◆ **What to do**:
Pull every line of the records below out word for word, and leave the pictures out of your answer.

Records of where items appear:
···
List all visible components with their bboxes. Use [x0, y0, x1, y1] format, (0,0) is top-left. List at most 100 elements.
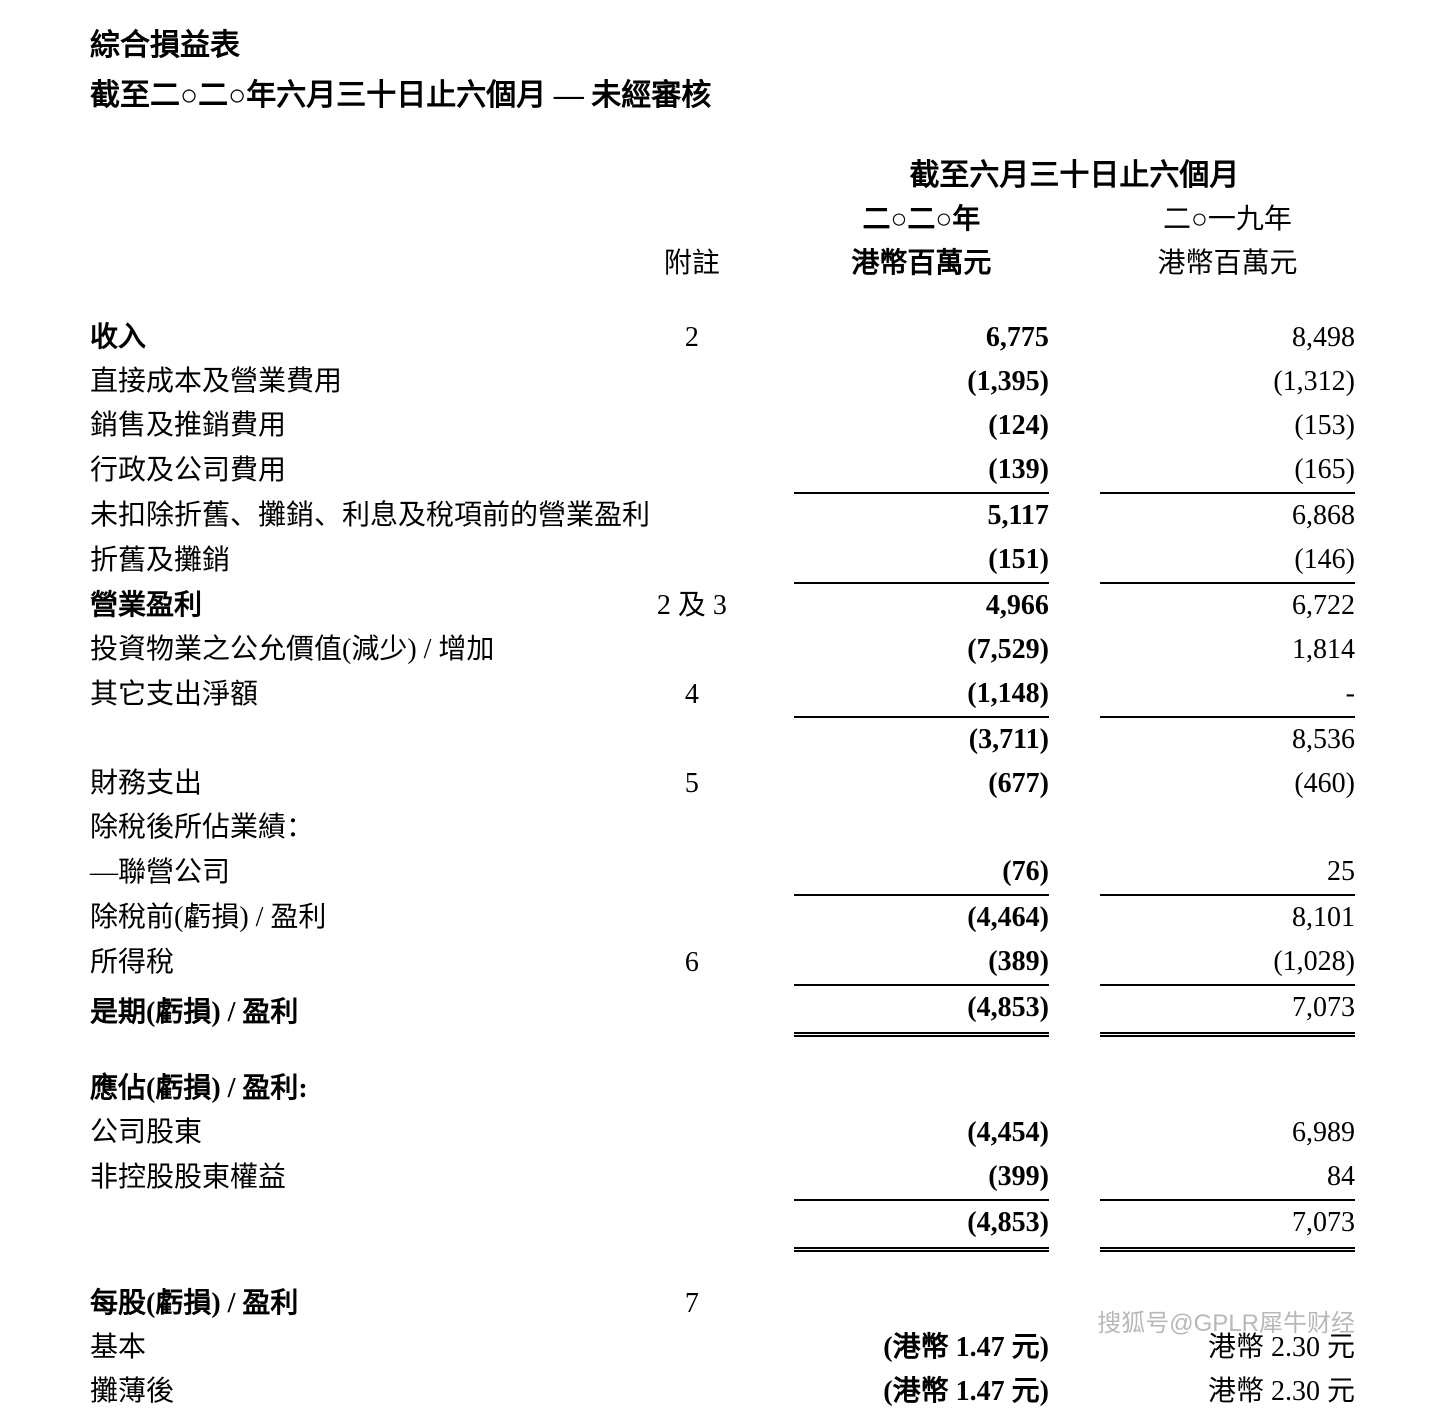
table-row: 所得稅6 (389) (1,028) — [90, 940, 1355, 985]
row-value-prior: 25 — [1100, 850, 1355, 895]
row-value-prior: 7,073 — [1100, 1200, 1355, 1250]
table-row: 營業盈利2 及 3 4,966 6,722 — [90, 583, 1355, 628]
eps-header: 每股(虧損) / 盈利 — [90, 1282, 631, 1326]
row-value-current: (4,464) — [794, 895, 1049, 940]
row-note — [631, 448, 753, 493]
row-note — [631, 1370, 753, 1414]
year2-unit: 港幣百萬元 — [1100, 242, 1355, 286]
row-note — [631, 404, 753, 448]
row-value-current: (677) — [794, 762, 1049, 806]
row-value-prior: 6,989 — [1100, 1111, 1355, 1155]
row-value-current: (4,853) — [794, 1200, 1049, 1250]
row-label: 公司股東 — [90, 1111, 631, 1155]
row-label: 基本 — [90, 1326, 631, 1370]
row-note — [631, 1200, 753, 1250]
row-label: 營業盈利 — [90, 583, 631, 628]
row-note — [631, 1111, 753, 1155]
year1-unit: 港幣百萬元 — [794, 242, 1049, 286]
table-row: 行政及公司費用 (139) (165) — [90, 448, 1355, 493]
row-value-prior: 84 — [1100, 1155, 1355, 1200]
row-label: 除稅前(虧損) / 盈利 — [90, 895, 631, 940]
year2-label: 二○一九年 — [1100, 198, 1355, 242]
row-value-current: 6,775 — [794, 316, 1049, 360]
row-value-prior: 8,101 — [1100, 895, 1355, 940]
row-note — [631, 985, 753, 1035]
row-note — [631, 895, 753, 940]
year1-label: 二○二○年 — [794, 198, 1049, 242]
row-note: 5 — [631, 762, 753, 806]
table-row: 除稅前(虧損) / 盈利 (4,464) 8,101 — [90, 895, 1355, 940]
row-value-current: (港幣 1.47 元) — [794, 1326, 1049, 1370]
attributable-header: 應佔(虧損) / 盈利: — [90, 1067, 631, 1111]
row-value-prior: 港幣 2.30 元 — [1100, 1370, 1355, 1414]
row-value-current: (389) — [794, 940, 1049, 985]
period-span: 截至六月三十日止六個月 — [794, 154, 1355, 198]
row-label: 直接成本及營業費用 — [90, 360, 631, 404]
row-note — [631, 1326, 753, 1370]
table-row: 是期(虧損) / 盈利 (4,853) 7,073 — [90, 985, 1355, 1035]
row-label: 非控股股東權益 — [90, 1155, 631, 1200]
row-value-prior: 1,814 — [1100, 628, 1355, 672]
table-row: 未扣除折舊、攤銷、利息及稅項前的營業盈利 5,117 6,868 — [90, 493, 1355, 538]
row-note — [631, 717, 753, 762]
row-label: 財務支出 — [90, 762, 631, 806]
row-value-current: (124) — [794, 404, 1049, 448]
row-value-prior: 7,073 — [1100, 985, 1355, 1035]
row-value-current: (3,711) — [794, 717, 1049, 762]
row-value-current: (港幣 1.47 元) — [794, 1370, 1049, 1414]
row-label: 除稅後所佔業績： — [90, 806, 631, 850]
table-row: 攤薄後(港幣 1.47 元)港幣 2.30 元 — [90, 1370, 1355, 1414]
row-value-current: (1,395) — [794, 360, 1049, 404]
row-note — [631, 538, 753, 583]
table-row: (4,853) 7,073 — [90, 1200, 1355, 1250]
row-value-current: 5,117 — [794, 493, 1049, 538]
row-note: 6 — [631, 940, 753, 985]
title-line-1: 綜合損益表 — [90, 20, 1355, 64]
row-value-prior: 6,868 — [1100, 493, 1355, 538]
row-label: 所得稅 — [90, 940, 631, 985]
row-value-prior: 8,536 — [1100, 717, 1355, 762]
table-row: 投資物業之公允價值(減少) / 增加(7,529)1,814 — [90, 628, 1355, 672]
row-note — [631, 806, 753, 850]
row-value-current: (4,853) — [794, 985, 1049, 1035]
row-value-current: (151) — [794, 538, 1049, 583]
source-watermark: 搜狐号@GPLR犀牛财经 — [1097, 1303, 1355, 1338]
row-value-current: (1,148) — [794, 672, 1049, 717]
table-row: 直接成本及營業費用 (1,395) (1,312) — [90, 360, 1355, 404]
row-label: 銷售及推銷費用 — [90, 404, 631, 448]
row-value-current: (399) — [794, 1155, 1049, 1200]
table-row: 折舊及攤銷(151)(146) — [90, 538, 1355, 583]
row-value-prior: (165) — [1100, 448, 1355, 493]
table-row: 非控股股東權益 (399) 84 — [90, 1155, 1355, 1200]
row-note: 2 及 3 — [631, 583, 753, 628]
row-label: 未扣除折舊、攤銷、利息及稅項前的營業盈利 — [90, 493, 631, 538]
row-value-prior: (1,312) — [1100, 360, 1355, 404]
row-label: 是期(虧損) / 盈利 — [90, 985, 631, 1035]
row-label: 收入 — [90, 316, 631, 360]
table-row: 財務支出5 (677) (460) — [90, 762, 1355, 806]
row-value-current: 4,966 — [794, 583, 1049, 628]
row-value-current: (7,529) — [794, 628, 1049, 672]
row-value-prior: - — [1100, 672, 1355, 717]
row-value-prior: (460) — [1100, 762, 1355, 806]
table-row: 除稅後所佔業績： — [90, 806, 1355, 850]
row-label: 行政及公司費用 — [90, 448, 631, 493]
row-value-prior: 6,722 — [1100, 583, 1355, 628]
table-row: 公司股東 (4,454) 6,989 — [90, 1111, 1355, 1155]
row-label: 折舊及攤銷 — [90, 538, 631, 583]
title-line-2: 截至二○二○年六月三十日止六個月 — 未經審核 — [90, 70, 1355, 114]
note-header: 附註 — [631, 242, 753, 286]
row-note: 4 — [631, 672, 753, 717]
row-note — [631, 1155, 753, 1200]
income-statement-table: 截至六月三十日止六個月 二○二○年 二○一九年 附註 港幣百萬元 港幣百萬元 收… — [90, 154, 1355, 1414]
table-row: 銷售及推銷費用(124)(153) — [90, 404, 1355, 448]
row-value-current: (76) — [794, 850, 1049, 895]
row-value-prior: 8,498 — [1100, 316, 1355, 360]
year-label-row: 二○二○年 二○一九年 — [90, 198, 1355, 242]
row-value-prior: (1,028) — [1100, 940, 1355, 985]
row-value-prior — [1100, 806, 1355, 850]
row-value-current: (139) — [794, 448, 1049, 493]
row-value-current: (4,454) — [794, 1111, 1049, 1155]
table-row: —聯營公司(76)25 — [90, 850, 1355, 895]
row-value-current — [794, 806, 1049, 850]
···
◆ **Answer to the problem**:
List all visible components with their bboxes. Use [x0, y0, x1, y1] format, (0,0) is top-left. List at most 100 elements.
table-row: 所得稅6 (389) (1,028) — [90, 940, 1355, 985]
row-value-prior: 25 — [1100, 850, 1355, 895]
row-value-prior: 7,073 — [1100, 1200, 1355, 1250]
table-row: 營業盈利2 及 3 4,966 6,722 — [90, 583, 1355, 628]
eps-header: 每股(虧損) / 盈利 — [90, 1282, 631, 1326]
row-value-current: (4,464) — [794, 895, 1049, 940]
row-note — [631, 448, 753, 493]
row-note — [631, 1370, 753, 1414]
year2-unit: 港幣百萬元 — [1100, 242, 1355, 286]
row-note — [631, 404, 753, 448]
row-value-current: (677) — [794, 762, 1049, 806]
row-value-prior: 6,989 — [1100, 1111, 1355, 1155]
row-value-current: (4,853) — [794, 1200, 1049, 1250]
row-label: 公司股東 — [90, 1111, 631, 1155]
row-label: 基本 — [90, 1326, 631, 1370]
row-note — [631, 1200, 753, 1250]
row-label: 營業盈利 — [90, 583, 631, 628]
row-note — [631, 1111, 753, 1155]
year1-unit: 港幣百萬元 — [794, 242, 1049, 286]
table-row: 行政及公司費用 (139) (165) — [90, 448, 1355, 493]
row-value-prior: 84 — [1100, 1155, 1355, 1200]
row-label: 除稅前(虧損) / 盈利 — [90, 895, 631, 940]
year2-label: 二○一九年 — [1100, 198, 1355, 242]
row-value-current: 6,775 — [794, 316, 1049, 360]
row-value-prior: 8,101 — [1100, 895, 1355, 940]
row-note — [631, 985, 753, 1035]
row-note — [631, 895, 753, 940]
year1-label: 二○二○年 — [794, 198, 1049, 242]
row-note: 5 — [631, 762, 753, 806]
table-row: 除稅前(虧損) / 盈利 (4,464) 8,101 — [90, 895, 1355, 940]
row-value-current: (港幣 1.47 元) — [794, 1326, 1049, 1370]
attributable-header: 應佔(虧損) / 盈利: — [90, 1067, 631, 1111]
row-value-prior: 港幣 2.30 元 — [1100, 1370, 1355, 1414]
row-value-current: (389) — [794, 940, 1049, 985]
period-span: 截至六月三十日止六個月 — [794, 154, 1355, 198]
row-label: 直接成本及營業費用 — [90, 360, 631, 404]
row-note — [631, 1326, 753, 1370]
table-row: 是期(虧損) / 盈利 (4,853) 7,073 — [90, 985, 1355, 1035]
row-label: 非控股股東權益 — [90, 1155, 631, 1200]
row-value-prior: 1,814 — [1100, 628, 1355, 672]
table-row: 未扣除折舊、攤銷、利息及稅項前的營業盈利 5,117 6,868 — [90, 493, 1355, 538]
row-note — [631, 717, 753, 762]
row-label: 財務支出 — [90, 762, 631, 806]
row-value-current: (124) — [794, 404, 1049, 448]
row-value-prior: 7,073 — [1100, 985, 1355, 1035]
row-value-current: (3,711) — [794, 717, 1049, 762]
row-value-current: (港幣 1.47 元) — [794, 1370, 1049, 1414]
row-label: 除稅後所佔業績： — [90, 806, 631, 850]
table-row: 攤薄後(港幣 1.47 元)港幣 2.30 元 — [90, 1370, 1355, 1414]
row-value-current: (1,395) — [794, 360, 1049, 404]
row-note — [631, 538, 753, 583]
table-row: (4,853) 7,073 — [90, 1200, 1355, 1250]
row-value-current: 5,117 — [794, 493, 1049, 538]
row-note: 6 — [631, 940, 753, 985]
title-line-1: 綜合損益表 — [90, 20, 1355, 64]
row-value-prior: 6,868 — [1100, 493, 1355, 538]
row-label: 所得稅 — [90, 940, 631, 985]
row-value-prior: 8,536 — [1100, 717, 1355, 762]
table-row: 投資物業之公允價值(減少) / 增加(7,529)1,814 — [90, 628, 1355, 672]
row-note — [631, 806, 753, 850]
row-value-current: (4,853) — [794, 985, 1049, 1035]
row-value-current: (151) — [794, 538, 1049, 583]
source-watermark: 搜狐号@GPLR犀牛财经 — [1097, 1303, 1355, 1338]
row-value-current: (1,148) — [794, 672, 1049, 717]
table-row: 直接成本及營業費用 (1,395) (1,312) — [90, 360, 1355, 404]
row-label: 銷售及推銷費用 — [90, 404, 631, 448]
row-value-current: (399) — [794, 1155, 1049, 1200]
table-row: 折舊及攤銷(151)(146) — [90, 538, 1355, 583]
row-value-prior: (165) — [1100, 448, 1355, 493]
table-row: 非控股股東權益 (399) 84 — [90, 1155, 1355, 1200]
row-note: 2 及 3 — [631, 583, 753, 628]
row-label: 未扣除折舊、攤銷、利息及稅項前的營業盈利 — [90, 493, 631, 538]
row-value-prior: (1,312) — [1100, 360, 1355, 404]
row-label: 是期(虧損) / 盈利 — [90, 985, 631, 1035]
row-label: 收入 — [90, 316, 631, 360]
table-row: 財務支出5 (677) (460) — [90, 762, 1355, 806]
row-value-current: 4,966 — [794, 583, 1049, 628]
row-value-current: (7,529) — [794, 628, 1049, 672]
row-value-prior: - — [1100, 672, 1355, 717]
row-value-prior: (460) — [1100, 762, 1355, 806]
table-row: 除稅後所佔業績： — [90, 806, 1355, 850]
row-label: 行政及公司費用 — [90, 448, 631, 493]
row-value-prior: 6,722 — [1100, 583, 1355, 628]
table-row: 公司股東 (4,454) 6,989 — [90, 1111, 1355, 1155]
row-label: 折舊及攤銷 — [90, 538, 631, 583]
title-line-2: 截至二○二○年六月三十日止六個月 — 未經審核 — [90, 70, 1355, 114]
note-header: 附註 — [631, 242, 753, 286]
row-note: 4 — [631, 672, 753, 717]
row-note — [631, 1155, 753, 1200]
income-statement-table: 截至六月三十日止六個月 二○二○年 二○一九年 附註 港幣百萬元 港幣百萬元 收… — [90, 154, 1355, 1414]
table-row: 銷售及推銷費用(124)(153) — [90, 404, 1355, 448]
row-value-current: (76) — [794, 850, 1049, 895]
row-value-prior: 8,498 — [1100, 316, 1355, 360]
year-label-row: 二○二○年 二○一九年 — [90, 198, 1355, 242]
row-value-prior: (1,028) — [1100, 940, 1355, 985]
row-value-prior — [1100, 806, 1355, 850]
row-value-current: (139) — [794, 448, 1049, 493]
row-value-current: (4,454) — [794, 1111, 1049, 1155]
table-row: —聯營公司(76)25 — [90, 850, 1355, 895]
row-value-current — [794, 806, 1049, 850]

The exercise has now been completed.